**Data supplied:**
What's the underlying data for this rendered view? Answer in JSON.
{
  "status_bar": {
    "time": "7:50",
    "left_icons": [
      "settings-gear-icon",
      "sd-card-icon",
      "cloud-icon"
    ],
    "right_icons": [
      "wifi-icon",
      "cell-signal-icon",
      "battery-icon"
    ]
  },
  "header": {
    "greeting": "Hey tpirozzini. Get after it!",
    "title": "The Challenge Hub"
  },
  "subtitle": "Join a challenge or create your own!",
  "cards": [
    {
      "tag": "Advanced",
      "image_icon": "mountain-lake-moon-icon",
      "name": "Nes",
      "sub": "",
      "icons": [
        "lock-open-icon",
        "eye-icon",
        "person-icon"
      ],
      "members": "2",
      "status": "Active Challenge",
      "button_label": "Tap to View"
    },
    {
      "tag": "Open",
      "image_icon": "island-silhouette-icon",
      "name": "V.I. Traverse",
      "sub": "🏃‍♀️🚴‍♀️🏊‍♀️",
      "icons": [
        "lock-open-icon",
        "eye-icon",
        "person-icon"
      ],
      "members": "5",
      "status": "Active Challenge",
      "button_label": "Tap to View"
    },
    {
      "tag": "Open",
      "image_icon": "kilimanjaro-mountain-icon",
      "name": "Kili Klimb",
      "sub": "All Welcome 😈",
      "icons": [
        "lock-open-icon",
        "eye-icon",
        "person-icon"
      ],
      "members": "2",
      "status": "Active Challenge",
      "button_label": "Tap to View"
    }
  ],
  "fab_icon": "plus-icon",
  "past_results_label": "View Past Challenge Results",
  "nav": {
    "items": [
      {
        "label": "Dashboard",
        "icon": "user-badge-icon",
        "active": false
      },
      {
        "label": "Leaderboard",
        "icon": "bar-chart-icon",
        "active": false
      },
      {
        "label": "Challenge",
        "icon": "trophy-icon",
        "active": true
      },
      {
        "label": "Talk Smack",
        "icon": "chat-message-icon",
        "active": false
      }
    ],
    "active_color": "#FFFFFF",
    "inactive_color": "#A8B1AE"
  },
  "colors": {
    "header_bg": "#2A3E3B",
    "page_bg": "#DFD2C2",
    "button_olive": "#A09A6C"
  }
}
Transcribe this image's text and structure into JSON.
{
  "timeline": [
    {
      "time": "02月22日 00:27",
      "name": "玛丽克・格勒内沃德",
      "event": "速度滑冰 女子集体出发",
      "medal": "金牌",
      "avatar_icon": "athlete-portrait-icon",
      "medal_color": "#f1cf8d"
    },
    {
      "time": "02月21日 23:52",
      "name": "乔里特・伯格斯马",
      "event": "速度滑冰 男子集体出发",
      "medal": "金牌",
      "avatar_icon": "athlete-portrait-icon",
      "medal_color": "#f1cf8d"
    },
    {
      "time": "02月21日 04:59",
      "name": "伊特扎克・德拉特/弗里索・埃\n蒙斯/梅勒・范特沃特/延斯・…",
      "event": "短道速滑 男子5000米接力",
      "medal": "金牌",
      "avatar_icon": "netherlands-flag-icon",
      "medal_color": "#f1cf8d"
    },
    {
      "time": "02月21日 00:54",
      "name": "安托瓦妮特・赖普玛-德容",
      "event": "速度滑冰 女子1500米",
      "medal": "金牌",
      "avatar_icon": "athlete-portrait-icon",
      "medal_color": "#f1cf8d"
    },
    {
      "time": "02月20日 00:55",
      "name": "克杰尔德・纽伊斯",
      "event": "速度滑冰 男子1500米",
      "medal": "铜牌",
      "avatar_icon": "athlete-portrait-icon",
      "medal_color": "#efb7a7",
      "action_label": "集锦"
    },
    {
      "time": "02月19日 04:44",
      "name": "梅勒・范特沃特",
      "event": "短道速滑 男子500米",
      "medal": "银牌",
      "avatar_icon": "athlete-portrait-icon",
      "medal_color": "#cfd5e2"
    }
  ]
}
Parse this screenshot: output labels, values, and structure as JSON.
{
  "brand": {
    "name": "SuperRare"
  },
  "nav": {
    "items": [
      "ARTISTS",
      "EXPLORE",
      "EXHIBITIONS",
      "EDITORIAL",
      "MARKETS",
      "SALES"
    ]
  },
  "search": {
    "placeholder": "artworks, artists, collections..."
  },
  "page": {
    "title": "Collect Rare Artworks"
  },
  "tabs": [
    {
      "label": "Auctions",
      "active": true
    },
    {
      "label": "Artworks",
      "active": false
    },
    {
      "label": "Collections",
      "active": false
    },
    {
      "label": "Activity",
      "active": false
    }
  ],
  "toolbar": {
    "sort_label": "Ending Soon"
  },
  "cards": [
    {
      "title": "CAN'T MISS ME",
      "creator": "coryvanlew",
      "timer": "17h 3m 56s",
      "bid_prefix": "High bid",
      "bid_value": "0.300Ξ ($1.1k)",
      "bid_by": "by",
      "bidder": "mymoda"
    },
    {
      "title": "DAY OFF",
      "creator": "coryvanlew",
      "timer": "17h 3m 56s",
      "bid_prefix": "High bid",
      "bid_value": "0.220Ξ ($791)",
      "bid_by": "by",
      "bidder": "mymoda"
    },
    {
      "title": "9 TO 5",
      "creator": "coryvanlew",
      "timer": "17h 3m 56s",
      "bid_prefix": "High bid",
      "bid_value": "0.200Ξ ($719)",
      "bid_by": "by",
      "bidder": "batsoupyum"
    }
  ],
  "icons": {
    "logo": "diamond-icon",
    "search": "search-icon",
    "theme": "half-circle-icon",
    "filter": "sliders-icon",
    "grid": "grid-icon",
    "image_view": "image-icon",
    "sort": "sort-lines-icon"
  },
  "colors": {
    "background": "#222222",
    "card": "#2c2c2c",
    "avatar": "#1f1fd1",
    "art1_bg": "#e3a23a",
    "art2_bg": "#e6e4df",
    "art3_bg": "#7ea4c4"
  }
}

**Written instruction:** Retype all of the material above with every character intact.

**Written response:**
What's the underlying data for this rendered view? Answer in JSON.
{
  "status_bar": {
    "time": "7:50",
    "left_icons": [
      "settings-gear-icon",
      "sd-card-icon",
      "cloud-icon"
    ],
    "right_icons": [
      "wifi-icon",
      "cell-signal-icon",
      "battery-icon"
    ]
  },
  "header": {
    "greeting": "Hey tpirozzini. Get after it!",
    "title": "The Challenge Hub"
  },
  "subtitle": "Join a challenge or create your own!",
  "cards": [
    {
      "tag": "Advanced",
      "image_icon": "mountain-lake-moon-icon",
      "name": "Nes",
      "sub": "",
      "icons": [
        "lock-open-icon",
        "eye-icon",
        "person-icon"
      ],
      "members": "2",
      "status": "Active Challenge",
      "button_label": "Tap to View"
    },
    {
      "tag": "Open",
      "image_icon": "island-silhouette-icon",
      "name": "V.I. Traverse",
      "sub": "🏃‍♀️🚴‍♀️🏊‍♀️",
      "icons": [
        "lock-open-icon",
        "eye-icon",
        "person-icon"
      ],
      "members": "5",
      "status": "Active Challenge",
      "button_label": "Tap to View"
    },
    {
      "tag": "Open",
      "image_icon": "kilimanjaro-mountain-icon",
      "name": "Kili Klimb",
      "sub": "All Welcome 😈",
      "icons": [
        "lock-open-icon",
        "eye-icon",
        "person-icon"
      ],
      "members": "2",
      "status": "Active Challenge",
      "button_label": "Tap to View"
    }
  ],
  "fab_icon": "plus-icon",
  "past_results_label": "View Past Challenge Results",
  "nav": {
    "items": [
      {
        "label": "Dashboard",
        "icon": "user-badge-icon",
        "active": false
      },
      {
        "label": "Leaderboard",
        "icon": "bar-chart-icon",
        "active": false
      },
      {
        "label": "Challenge",
        "icon": "trophy-icon",
        "active": true
      },
      {
        "label": "Talk Smack",
        "icon": "chat-message-icon",
        "active": false
      }
    ],
    "active_color": "#FFFFFF",
    "inactive_color": "#A8B1AE"
  },
  "colors": {
    "header_bg": "#2A3E3B",
    "page_bg": "#DFD2C2",
    "button_olive": "#A09A6C"
  }
}
Transcribe this image's text and structure into JSON.
{
  "timeline": [
    {
      "time": "02月22日 00:27",
      "name": "玛丽克・格勒内沃德",
      "event": "速度滑冰 女子集体出发",
      "medal": "金牌",
      "avatar_icon": "athlete-portrait-icon",
      "medal_color": "#f1cf8d"
    },
    {
      "time": "02月21日 23:52",
      "name": "乔里特・伯格斯马",
      "event": "速度滑冰 男子集体出发",
      "medal": "金牌",
      "avatar_icon": "athlete-portrait-icon",
      "medal_color": "#f1cf8d"
    },
    {
      "time": "02月21日 04:59",
      "name": "伊特扎克・德拉特/弗里索・埃\n蒙斯/梅勒・范特沃特/延斯・…",
      "event": "短道速滑 男子5000米接力",
      "medal": "金牌",
      "avatar_icon": "netherlands-flag-icon",
      "medal_color": "#f1cf8d"
    },
    {
      "time": "02月21日 00:54",
      "name": "安托瓦妮特・赖普玛-德容",
      "event": "速度滑冰 女子1500米",
      "medal": "金牌",
      "avatar_icon": "athlete-portrait-icon",
      "medal_color": "#f1cf8d"
    },
    {
      "time": "02月20日 00:55",
      "name": "克杰尔德・纽伊斯",
      "event": "速度滑冰 男子1500米",
      "medal": "铜牌",
      "avatar_icon": "athlete-portrait-icon",
      "medal_color": "#efb7a7",
      "action_label": "集锦"
    },
    {
      "time": "02月19日 04:44",
      "name": "梅勒・范特沃特",
      "event": "短道速滑 男子500米",
      "medal": "银牌",
      "avatar_icon": "athlete-portrait-icon",
      "medal_color": "#cfd5e2"
    }
  ]
}
Parse this screenshot: output labels, values, and structure as JSON.
{
  "brand": {
    "name": "SuperRare"
  },
  "nav": {
    "items": [
      "ARTISTS",
      "EXPLORE",
      "EXHIBITIONS",
      "EDITORIAL",
      "MARKETS",
      "SALES"
    ]
  },
  "search": {
    "placeholder": "artworks, artists, collections..."
  },
  "page": {
    "title": "Collect Rare Artworks"
  },
  "tabs": [
    {
      "label": "Auctions",
      "active": true
    },
    {
      "label": "Artworks",
      "active": false
    },
    {
      "label": "Collections",
      "active": false
    },
    {
      "label": "Activity",
      "active": false
    }
  ],
  "toolbar": {
    "sort_label": "Ending Soon"
  },
  "cards": [
    {
      "title": "CAN'T MISS ME",
      "creator": "coryvanlew",
      "timer": "17h 3m 56s",
      "bid_prefix": "High bid",
      "bid_value": "0.300Ξ ($1.1k)",
      "bid_by": "by",
      "bidder": "mymoda"
    },
    {
      "title": "DAY OFF",
      "creator": "coryvanlew",
      "timer": "17h 3m 56s",
      "bid_prefix": "High bid",
      "bid_value": "0.220Ξ ($791)",
      "bid_by": "by",
      "bidder": "mymoda"
    },
    {
      "title": "9 TO 5",
      "creator": "coryvanlew",
      "timer": "17h 3m 56s",
      "bid_prefix": "High bid",
      "bid_value": "0.200Ξ ($719)",
      "bid_by": "by",
      "bidder": "batsoupyum"
    }
  ],
  "icons": {
    "logo": "diamond-icon",
    "search": "search-icon",
    "theme": "half-circle-icon",
    "filter": "sliders-icon",
    "grid": "grid-icon",
    "image_view": "image-icon",
    "sort": "sort-lines-icon"
  },
  "colors": {
    "background": "#222222",
    "card": "#2c2c2c",
    "avatar": "#1f1fd1",
    "art1_bg": "#e3a23a",
    "art2_bg": "#e6e4df",
    "art3_bg": "#7ea4c4"
  }
}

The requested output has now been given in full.